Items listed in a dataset
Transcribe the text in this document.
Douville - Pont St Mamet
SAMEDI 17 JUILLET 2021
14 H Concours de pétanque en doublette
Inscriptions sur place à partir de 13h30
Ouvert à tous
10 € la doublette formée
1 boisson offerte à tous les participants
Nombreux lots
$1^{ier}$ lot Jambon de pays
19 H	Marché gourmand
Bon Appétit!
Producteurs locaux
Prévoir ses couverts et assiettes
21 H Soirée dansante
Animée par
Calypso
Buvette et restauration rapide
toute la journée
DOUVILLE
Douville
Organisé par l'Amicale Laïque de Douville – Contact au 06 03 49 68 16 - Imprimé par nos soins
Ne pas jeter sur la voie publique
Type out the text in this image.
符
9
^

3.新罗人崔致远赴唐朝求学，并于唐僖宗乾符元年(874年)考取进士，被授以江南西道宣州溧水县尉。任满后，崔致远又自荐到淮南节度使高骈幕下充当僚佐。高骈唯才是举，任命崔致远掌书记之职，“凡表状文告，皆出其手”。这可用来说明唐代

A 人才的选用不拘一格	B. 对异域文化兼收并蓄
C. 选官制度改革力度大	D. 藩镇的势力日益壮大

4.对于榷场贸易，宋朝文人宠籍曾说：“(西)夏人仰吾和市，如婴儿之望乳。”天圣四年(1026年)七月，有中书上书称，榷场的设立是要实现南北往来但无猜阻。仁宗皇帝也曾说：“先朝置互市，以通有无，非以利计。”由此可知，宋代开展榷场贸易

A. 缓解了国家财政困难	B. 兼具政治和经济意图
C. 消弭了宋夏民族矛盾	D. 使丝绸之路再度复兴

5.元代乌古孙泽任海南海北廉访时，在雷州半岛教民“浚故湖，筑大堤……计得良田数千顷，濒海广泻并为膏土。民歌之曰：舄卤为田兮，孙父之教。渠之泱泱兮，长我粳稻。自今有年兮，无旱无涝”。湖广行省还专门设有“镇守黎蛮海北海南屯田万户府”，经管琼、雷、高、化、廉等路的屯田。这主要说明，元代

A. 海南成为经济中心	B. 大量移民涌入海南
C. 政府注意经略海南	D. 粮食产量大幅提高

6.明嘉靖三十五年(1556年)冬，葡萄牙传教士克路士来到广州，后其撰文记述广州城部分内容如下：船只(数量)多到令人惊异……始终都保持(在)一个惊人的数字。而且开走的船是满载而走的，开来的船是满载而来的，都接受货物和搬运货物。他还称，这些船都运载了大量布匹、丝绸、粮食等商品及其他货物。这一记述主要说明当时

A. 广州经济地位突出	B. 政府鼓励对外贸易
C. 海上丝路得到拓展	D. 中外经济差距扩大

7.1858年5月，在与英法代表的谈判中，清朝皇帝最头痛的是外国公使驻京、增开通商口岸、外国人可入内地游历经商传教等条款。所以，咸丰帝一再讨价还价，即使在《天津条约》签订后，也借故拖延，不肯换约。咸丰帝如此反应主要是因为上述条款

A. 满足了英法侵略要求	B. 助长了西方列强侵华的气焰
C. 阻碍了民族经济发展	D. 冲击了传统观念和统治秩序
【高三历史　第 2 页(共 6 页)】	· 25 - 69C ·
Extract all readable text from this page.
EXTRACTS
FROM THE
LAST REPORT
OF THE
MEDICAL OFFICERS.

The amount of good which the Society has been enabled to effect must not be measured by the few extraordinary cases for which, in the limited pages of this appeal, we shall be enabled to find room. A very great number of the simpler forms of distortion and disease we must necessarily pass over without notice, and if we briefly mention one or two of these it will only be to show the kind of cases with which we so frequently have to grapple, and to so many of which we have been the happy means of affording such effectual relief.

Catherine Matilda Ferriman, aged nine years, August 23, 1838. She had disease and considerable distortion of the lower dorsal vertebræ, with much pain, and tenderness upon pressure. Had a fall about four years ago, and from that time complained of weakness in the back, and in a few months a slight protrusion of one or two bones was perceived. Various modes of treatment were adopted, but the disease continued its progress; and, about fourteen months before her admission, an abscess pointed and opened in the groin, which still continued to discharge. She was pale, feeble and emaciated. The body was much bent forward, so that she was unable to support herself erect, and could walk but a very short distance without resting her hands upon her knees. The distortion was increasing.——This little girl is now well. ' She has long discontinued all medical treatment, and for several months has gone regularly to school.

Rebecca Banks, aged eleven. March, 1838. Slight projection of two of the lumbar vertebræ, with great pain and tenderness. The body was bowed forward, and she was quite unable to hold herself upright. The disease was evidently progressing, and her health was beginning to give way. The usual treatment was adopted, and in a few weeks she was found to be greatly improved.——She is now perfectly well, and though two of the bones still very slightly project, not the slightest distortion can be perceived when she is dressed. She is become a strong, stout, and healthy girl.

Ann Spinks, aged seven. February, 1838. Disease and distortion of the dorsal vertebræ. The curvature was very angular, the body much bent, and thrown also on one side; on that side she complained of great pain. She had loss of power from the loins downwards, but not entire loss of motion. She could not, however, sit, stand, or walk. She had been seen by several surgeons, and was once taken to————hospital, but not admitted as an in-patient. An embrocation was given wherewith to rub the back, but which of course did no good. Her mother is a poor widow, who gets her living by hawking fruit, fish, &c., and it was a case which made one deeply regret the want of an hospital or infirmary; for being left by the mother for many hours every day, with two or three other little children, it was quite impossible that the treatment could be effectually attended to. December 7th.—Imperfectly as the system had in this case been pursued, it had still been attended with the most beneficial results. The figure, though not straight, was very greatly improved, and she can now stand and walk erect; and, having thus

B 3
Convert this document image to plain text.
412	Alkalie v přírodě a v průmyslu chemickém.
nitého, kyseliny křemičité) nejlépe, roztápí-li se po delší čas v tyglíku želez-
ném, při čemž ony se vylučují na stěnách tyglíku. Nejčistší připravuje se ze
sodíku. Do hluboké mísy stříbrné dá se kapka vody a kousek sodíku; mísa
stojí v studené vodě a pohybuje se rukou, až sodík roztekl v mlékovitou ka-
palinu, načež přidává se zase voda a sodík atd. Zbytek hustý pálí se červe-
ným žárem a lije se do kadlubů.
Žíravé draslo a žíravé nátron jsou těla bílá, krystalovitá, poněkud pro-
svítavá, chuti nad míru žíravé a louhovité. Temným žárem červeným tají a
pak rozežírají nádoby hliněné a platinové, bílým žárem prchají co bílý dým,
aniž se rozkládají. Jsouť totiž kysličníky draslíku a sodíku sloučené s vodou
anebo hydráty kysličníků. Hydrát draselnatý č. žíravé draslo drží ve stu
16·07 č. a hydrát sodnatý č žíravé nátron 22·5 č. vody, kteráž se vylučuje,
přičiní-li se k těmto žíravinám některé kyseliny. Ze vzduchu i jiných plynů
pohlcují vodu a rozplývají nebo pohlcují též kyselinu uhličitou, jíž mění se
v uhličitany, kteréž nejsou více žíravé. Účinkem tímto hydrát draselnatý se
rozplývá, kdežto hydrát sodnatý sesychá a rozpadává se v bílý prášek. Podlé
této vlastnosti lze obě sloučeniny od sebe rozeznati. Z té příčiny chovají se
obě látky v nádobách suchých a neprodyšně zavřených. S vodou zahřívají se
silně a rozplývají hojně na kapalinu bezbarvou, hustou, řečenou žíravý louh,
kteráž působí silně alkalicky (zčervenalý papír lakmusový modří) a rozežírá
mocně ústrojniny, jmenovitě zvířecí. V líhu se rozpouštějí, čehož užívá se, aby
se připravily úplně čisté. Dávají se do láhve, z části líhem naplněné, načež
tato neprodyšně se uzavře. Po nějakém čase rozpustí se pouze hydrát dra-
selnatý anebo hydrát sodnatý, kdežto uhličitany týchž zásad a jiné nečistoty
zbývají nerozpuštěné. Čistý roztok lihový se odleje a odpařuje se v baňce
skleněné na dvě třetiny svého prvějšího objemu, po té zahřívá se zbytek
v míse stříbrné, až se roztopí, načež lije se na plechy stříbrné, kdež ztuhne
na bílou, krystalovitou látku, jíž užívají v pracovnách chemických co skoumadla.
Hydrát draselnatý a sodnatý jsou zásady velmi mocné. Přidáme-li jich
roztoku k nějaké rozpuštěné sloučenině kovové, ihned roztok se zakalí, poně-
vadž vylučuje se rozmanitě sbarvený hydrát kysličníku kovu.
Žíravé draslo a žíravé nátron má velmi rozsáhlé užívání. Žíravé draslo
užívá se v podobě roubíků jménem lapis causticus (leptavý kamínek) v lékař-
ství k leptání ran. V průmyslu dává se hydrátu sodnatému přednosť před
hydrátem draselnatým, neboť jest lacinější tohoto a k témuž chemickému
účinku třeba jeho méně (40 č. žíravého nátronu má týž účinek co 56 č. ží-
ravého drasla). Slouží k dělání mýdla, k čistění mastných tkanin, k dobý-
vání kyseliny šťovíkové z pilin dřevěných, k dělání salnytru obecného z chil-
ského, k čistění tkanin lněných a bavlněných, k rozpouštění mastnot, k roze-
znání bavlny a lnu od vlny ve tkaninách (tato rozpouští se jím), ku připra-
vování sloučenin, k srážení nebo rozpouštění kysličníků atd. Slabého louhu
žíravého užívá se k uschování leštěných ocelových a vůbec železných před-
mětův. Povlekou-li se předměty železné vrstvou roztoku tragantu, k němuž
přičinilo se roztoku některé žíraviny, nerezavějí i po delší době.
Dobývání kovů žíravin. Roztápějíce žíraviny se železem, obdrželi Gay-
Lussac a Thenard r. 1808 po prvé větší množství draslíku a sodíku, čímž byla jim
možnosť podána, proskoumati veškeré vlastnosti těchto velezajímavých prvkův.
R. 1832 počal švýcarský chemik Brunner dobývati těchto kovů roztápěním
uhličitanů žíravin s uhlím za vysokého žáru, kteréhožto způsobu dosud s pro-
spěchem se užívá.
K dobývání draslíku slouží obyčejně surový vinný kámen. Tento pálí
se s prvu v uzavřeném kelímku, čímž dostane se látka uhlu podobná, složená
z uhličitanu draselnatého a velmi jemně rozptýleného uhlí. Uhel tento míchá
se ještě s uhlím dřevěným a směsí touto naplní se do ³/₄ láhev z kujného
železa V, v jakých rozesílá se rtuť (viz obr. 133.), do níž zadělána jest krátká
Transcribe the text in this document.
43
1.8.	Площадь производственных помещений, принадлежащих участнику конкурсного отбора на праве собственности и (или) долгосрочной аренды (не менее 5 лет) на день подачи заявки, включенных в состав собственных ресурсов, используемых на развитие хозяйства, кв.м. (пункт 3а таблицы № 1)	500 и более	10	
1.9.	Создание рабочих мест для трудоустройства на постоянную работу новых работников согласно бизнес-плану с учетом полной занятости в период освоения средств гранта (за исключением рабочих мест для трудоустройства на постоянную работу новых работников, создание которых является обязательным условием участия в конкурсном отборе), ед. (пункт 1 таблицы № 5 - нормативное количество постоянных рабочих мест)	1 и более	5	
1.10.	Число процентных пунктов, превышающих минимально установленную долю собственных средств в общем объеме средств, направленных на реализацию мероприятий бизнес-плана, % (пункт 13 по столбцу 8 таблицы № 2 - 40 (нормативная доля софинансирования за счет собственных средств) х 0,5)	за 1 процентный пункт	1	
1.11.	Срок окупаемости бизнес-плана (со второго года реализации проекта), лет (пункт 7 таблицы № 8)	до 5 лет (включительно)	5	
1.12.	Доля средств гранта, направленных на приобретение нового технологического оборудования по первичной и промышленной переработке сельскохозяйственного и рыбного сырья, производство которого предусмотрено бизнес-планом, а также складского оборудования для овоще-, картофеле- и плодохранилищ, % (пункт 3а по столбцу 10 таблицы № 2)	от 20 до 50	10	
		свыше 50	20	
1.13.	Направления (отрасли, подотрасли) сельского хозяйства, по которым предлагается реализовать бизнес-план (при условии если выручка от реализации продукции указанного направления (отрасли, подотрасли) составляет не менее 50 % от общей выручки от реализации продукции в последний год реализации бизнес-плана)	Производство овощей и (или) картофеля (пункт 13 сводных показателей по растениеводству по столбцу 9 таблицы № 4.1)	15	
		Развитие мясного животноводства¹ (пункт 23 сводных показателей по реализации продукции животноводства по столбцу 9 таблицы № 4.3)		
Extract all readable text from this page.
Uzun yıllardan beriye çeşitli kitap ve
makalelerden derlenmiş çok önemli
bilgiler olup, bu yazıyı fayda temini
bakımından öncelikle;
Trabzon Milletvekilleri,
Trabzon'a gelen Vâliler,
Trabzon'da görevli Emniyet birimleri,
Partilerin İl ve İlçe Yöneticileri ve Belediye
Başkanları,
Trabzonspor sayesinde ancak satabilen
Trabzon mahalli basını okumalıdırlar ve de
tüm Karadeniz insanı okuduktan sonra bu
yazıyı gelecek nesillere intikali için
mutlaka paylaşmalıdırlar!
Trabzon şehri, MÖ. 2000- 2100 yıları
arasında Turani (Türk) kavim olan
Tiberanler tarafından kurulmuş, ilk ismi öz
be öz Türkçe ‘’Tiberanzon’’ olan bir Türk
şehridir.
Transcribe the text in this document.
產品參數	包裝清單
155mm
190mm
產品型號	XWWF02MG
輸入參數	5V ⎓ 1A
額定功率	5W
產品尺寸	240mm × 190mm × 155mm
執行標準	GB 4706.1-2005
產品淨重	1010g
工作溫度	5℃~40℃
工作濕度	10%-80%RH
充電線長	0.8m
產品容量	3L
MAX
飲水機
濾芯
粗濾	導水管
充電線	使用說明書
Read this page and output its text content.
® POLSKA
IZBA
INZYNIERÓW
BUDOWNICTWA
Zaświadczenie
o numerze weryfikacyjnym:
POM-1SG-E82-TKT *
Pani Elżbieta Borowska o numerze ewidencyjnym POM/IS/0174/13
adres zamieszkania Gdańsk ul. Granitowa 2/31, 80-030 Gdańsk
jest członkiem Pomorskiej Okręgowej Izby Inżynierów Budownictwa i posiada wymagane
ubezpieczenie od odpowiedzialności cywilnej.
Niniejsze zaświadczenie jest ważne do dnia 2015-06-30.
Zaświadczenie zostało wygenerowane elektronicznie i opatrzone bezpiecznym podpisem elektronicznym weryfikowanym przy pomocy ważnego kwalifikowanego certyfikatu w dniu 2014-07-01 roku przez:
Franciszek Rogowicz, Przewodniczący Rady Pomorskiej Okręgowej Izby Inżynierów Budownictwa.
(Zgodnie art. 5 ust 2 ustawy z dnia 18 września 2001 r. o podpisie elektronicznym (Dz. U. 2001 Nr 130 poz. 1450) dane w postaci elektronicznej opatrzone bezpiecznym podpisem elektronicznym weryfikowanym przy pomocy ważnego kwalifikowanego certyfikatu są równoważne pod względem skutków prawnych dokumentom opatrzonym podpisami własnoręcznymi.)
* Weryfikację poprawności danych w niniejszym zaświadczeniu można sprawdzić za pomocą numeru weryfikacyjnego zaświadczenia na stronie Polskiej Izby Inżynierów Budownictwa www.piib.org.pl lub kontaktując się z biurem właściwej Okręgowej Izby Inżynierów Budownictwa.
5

* **AIM OF THE EXERCISE**
Give only the number of lines in the data that hold the word "načež".

* **SOLVED PROBLEM**
3